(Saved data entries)
◇ ◇ ◇ ◇
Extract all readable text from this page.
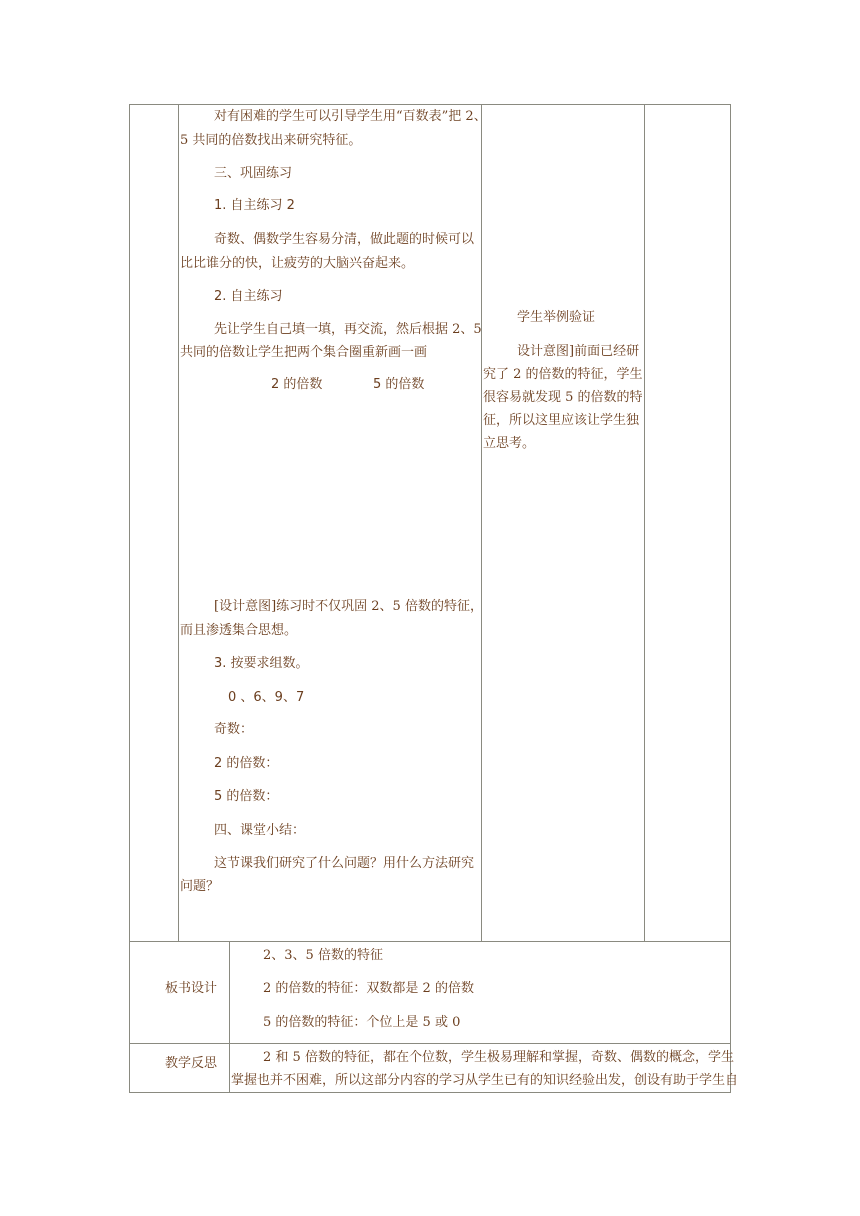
对有困难的学生可以引导学生用“百数表”把 2、
5 共同的倍数找出来研究特征。
三、巩固练习
1. 自主练习 2
奇数、偶数学生容易分清，做此题的时候可以
比比谁分的快，让疲劳的大脑兴奋起来。
2. 自主练习
先让学生自己填一填，再交流，然后根据 2、5
共同的倍数让学生把两个集合圈重新画一画
2 的倍数	5 的倍数
[设计意图]练习时不仅巩固 2、5 倍数的特征，
而且渗透集合思想。
3. 按要求组数。
0 、6、9、7
奇数：
2 的倍数：
5 的倍数：
四、课堂小结：
这节课我们研究了什么问题？用什么方法研究
问题？
学生举例验证
设计意图]前面已经研
究了 2 的倍数的特征，学生
很容易就发现 5 的倍数的特
征，所以这里应该让学生独
立思考。
板书设计
2、3、5 倍数的特征
2 的倍数的特征：双数都是 2 的倍数
5 的倍数的特征：个位上是 5 或 0
教学反思	2 和 5 倍数的特征，都在个位数，学生极易理解和掌握，奇数、偶数的概念，学生
掌握也并不困难，所以这部分内容的学习从学生已有的知识经验出发，创设有助于学生自
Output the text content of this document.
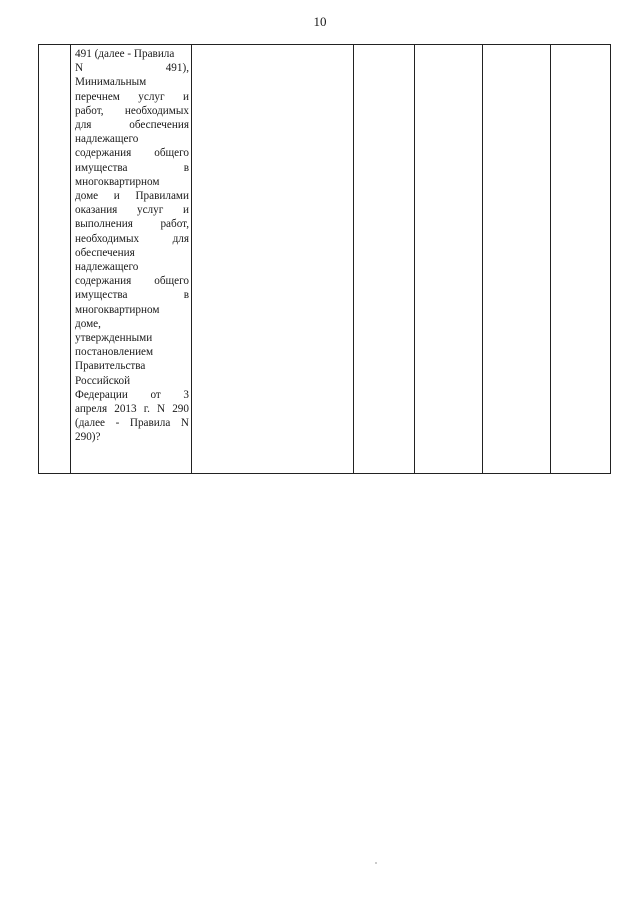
10

491 (далее - Правила
N 491),
Минимальным
перечнем услуг и
работ, необходимых
для обеспечения
надлежащего
содержания общего
имущества в
многоквартирном
доме и Правилами
оказания услуг и
выполнения работ,
необходимых для
обеспечения
надлежащего
содержания общего
имущества в
многоквартирном
доме,
утвержденными
постановлением
Правительства
Российской
Федерации от 3
апреля 2013 г. N 290
(далее - Правила N
290)?
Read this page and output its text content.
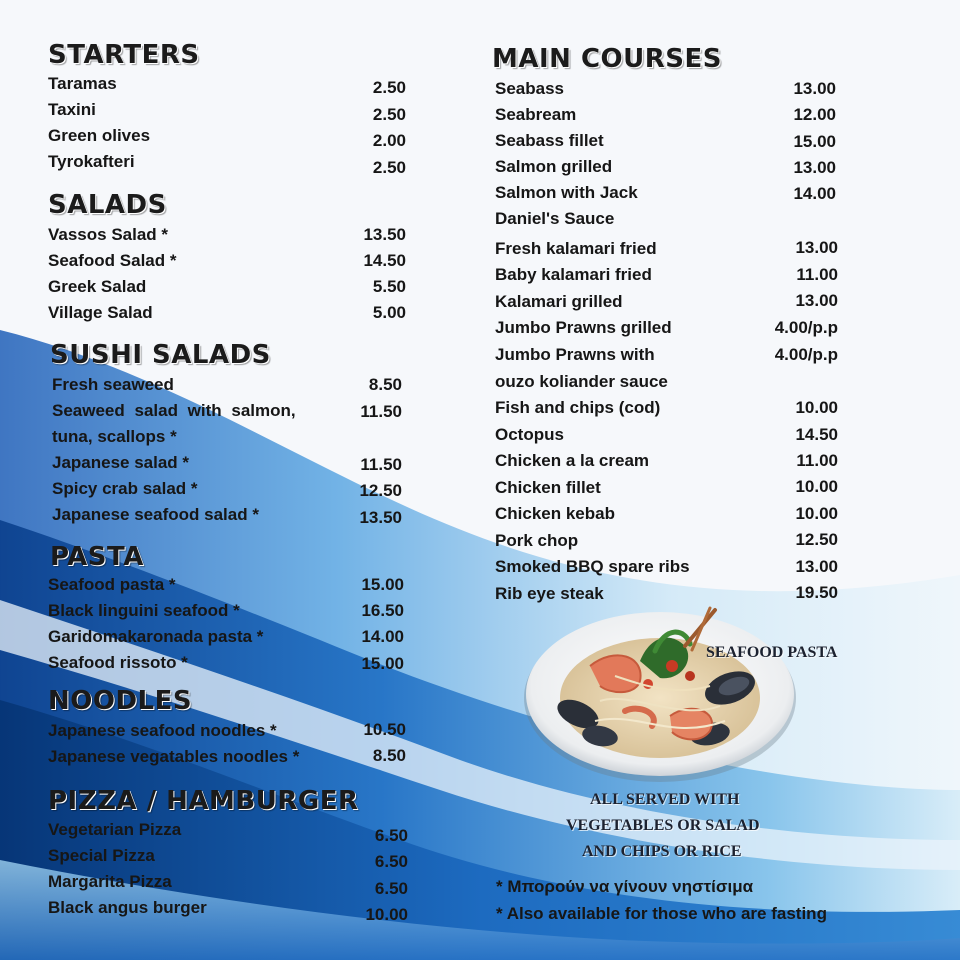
STARTERS
Taramas	2.50
Taxini	2.50
Green olives	2.00
Tyrokafteri	2.50
SALADS
Vassos Salad *	13.50
Seafood Salad *	14.50
Greek Salad	5.50
Village Salad	5.00
SUSHI SALADS
Fresh seaweed	8.50
Seaweed salad with salmon,
tuna, scallops *
11.50
Japanese salad *	11.50
Spicy crab salad *	12.50
Japanese seafood salad *	13.50
PASTA
Seafood pasta *	15.00
Black linguini seafood *	16.50
Garidomakaronada pasta *	14.00
Seafood rissoto *	15.00
NOODLES
Japanese seafood noodles *	10.50
Japanese vegatables noodles *	8.50
PIZZA / HAMBURGER
Vegetarian Pizza	6.50
Special Pizza	6.50
Margarita Pizza	6.50
Black angus burger	10.00
MAIN COURSES
Seabass	13.00
Seabream	12.00
Seabass fillet	15.00
Salmon grilled	13.00
Salmon with Jack
Daniel's Sauce
14.00
Fresh kalamari fried	13.00
Baby kalamari fried	11.00
Kalamari grilled	13.00
Jumbo Prawns grilled	4.00/p.p
Jumbo Prawns with
ouzo koliander sauce
4.00/p.p
Fish and chips (cod)	10.00
Octopus	14.50
Chicken a la cream	11.00
Chicken fillet	10.00
Chicken kebab	10.00
Pork chop	12.50
Smoked BBQ spare ribs	13.00
Rib eye steak	19.50
SEAFOOD PASTA
ALL SERVED WITH
VEGETABLES OR SALAD
AND CHIPS OR RICE
* Μπορούν να γίνουν νηστίσιμα
* Also available for those who are fasting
◇ ◇ ◇ ◇
→ WRITTEN PROBLEM
Search the data for the string "page". List each line that has it.

→ EXERCISE SOLUTION
Extract all readable text from this page.
Read this page and output its text content.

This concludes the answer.